Exercise aim -
Extract every line starting at the line that contains "Extract all readable text from this page." and ending with the final line of the data, inclusive; give only those lines, word for word.

Data for processing -
* * * * *

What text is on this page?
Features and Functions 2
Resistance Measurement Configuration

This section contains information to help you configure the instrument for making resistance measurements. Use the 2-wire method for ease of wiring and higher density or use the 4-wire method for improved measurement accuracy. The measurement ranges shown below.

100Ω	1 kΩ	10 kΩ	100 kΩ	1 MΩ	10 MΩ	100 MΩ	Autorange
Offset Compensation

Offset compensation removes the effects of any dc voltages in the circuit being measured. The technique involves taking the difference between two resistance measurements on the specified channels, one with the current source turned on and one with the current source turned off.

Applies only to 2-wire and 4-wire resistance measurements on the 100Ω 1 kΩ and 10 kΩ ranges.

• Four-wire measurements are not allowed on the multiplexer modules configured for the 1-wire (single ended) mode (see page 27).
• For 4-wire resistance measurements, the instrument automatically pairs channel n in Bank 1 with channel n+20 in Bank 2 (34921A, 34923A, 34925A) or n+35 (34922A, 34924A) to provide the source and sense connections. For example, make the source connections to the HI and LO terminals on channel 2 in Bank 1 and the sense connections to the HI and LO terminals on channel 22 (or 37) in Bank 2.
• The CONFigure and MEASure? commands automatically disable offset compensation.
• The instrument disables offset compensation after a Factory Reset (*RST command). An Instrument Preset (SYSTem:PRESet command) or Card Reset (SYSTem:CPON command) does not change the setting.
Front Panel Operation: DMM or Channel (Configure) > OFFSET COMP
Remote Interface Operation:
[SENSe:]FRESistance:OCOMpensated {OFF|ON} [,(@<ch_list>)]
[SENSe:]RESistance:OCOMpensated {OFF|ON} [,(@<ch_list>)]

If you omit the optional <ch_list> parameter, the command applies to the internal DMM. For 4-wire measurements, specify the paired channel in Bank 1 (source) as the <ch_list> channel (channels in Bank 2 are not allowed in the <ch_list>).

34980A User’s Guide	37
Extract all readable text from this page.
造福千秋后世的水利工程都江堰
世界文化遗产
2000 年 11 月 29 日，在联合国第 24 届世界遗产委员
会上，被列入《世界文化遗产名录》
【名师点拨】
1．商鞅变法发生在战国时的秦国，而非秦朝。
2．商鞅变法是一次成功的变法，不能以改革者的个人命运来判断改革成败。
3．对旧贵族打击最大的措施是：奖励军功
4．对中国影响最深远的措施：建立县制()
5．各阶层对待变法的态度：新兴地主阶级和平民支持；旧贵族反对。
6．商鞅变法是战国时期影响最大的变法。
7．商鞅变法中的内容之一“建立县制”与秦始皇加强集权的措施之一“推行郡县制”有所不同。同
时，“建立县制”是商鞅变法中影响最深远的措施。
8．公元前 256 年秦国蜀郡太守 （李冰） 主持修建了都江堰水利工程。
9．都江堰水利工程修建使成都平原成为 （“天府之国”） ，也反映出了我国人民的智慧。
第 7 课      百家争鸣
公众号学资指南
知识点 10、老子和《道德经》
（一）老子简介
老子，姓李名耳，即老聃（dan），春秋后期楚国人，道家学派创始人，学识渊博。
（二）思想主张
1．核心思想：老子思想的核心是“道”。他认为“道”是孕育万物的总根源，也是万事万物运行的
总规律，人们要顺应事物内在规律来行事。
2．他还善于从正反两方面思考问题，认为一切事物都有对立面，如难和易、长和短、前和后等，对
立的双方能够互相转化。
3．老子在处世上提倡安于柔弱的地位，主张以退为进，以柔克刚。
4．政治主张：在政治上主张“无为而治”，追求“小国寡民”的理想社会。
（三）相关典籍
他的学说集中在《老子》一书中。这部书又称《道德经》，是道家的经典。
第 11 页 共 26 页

* * * * *

Written answer -
Extract all readable text from this page.
造福千秋后世的水利工程都江堰
世界文化遗产
2000 年 11 月 29 日，在联合国第 24 届世界遗产委员
会上，被列入《世界文化遗产名录》
【名师点拨】
1．商鞅变法发生在战国时的秦国，而非秦朝。
2．商鞅变法是一次成功的变法，不能以改革者的个人命运来判断改革成败。
3．对旧贵族打击最大的措施是：奖励军功
4．对中国影响最深远的措施：建立县制()
5．各阶层对待变法的态度：新兴地主阶级和平民支持；旧贵族反对。
6．商鞅变法是战国时期影响最大的变法。
7．商鞅变法中的内容之一“建立县制”与秦始皇加强集权的措施之一“推行郡县制”有所不同。同
时，“建立县制”是商鞅变法中影响最深远的措施。
8．公元前 256 年秦国蜀郡太守 （李冰） 主持修建了都江堰水利工程。
9．都江堰水利工程修建使成都平原成为 （“天府之国”） ，也反映出了我国人民的智慧。
第 7 课      百家争鸣
公众号学资指南
知识点 10、老子和《道德经》
（一）老子简介
老子，姓李名耳，即老聃（dan），春秋后期楚国人，道家学派创始人，学识渊博。
（二）思想主张
1．核心思想：老子思想的核心是“道”。他认为“道”是孕育万物的总根源，也是万事万物运行的
总规律，人们要顺应事物内在规律来行事。
2．他还善于从正反两方面思考问题，认为一切事物都有对立面，如难和易、长和短、前和后等，对
立的双方能够互相转化。
3．老子在处世上提倡安于柔弱的地位，主张以退为进，以柔克刚。
4．政治主张：在政治上主张“无为而治”，追求“小国寡民”的理想社会。
（三）相关典籍
他的学说集中在《老子》一书中。这部书又称《道德经》，是道家的经典。
第 11 页 共 26 页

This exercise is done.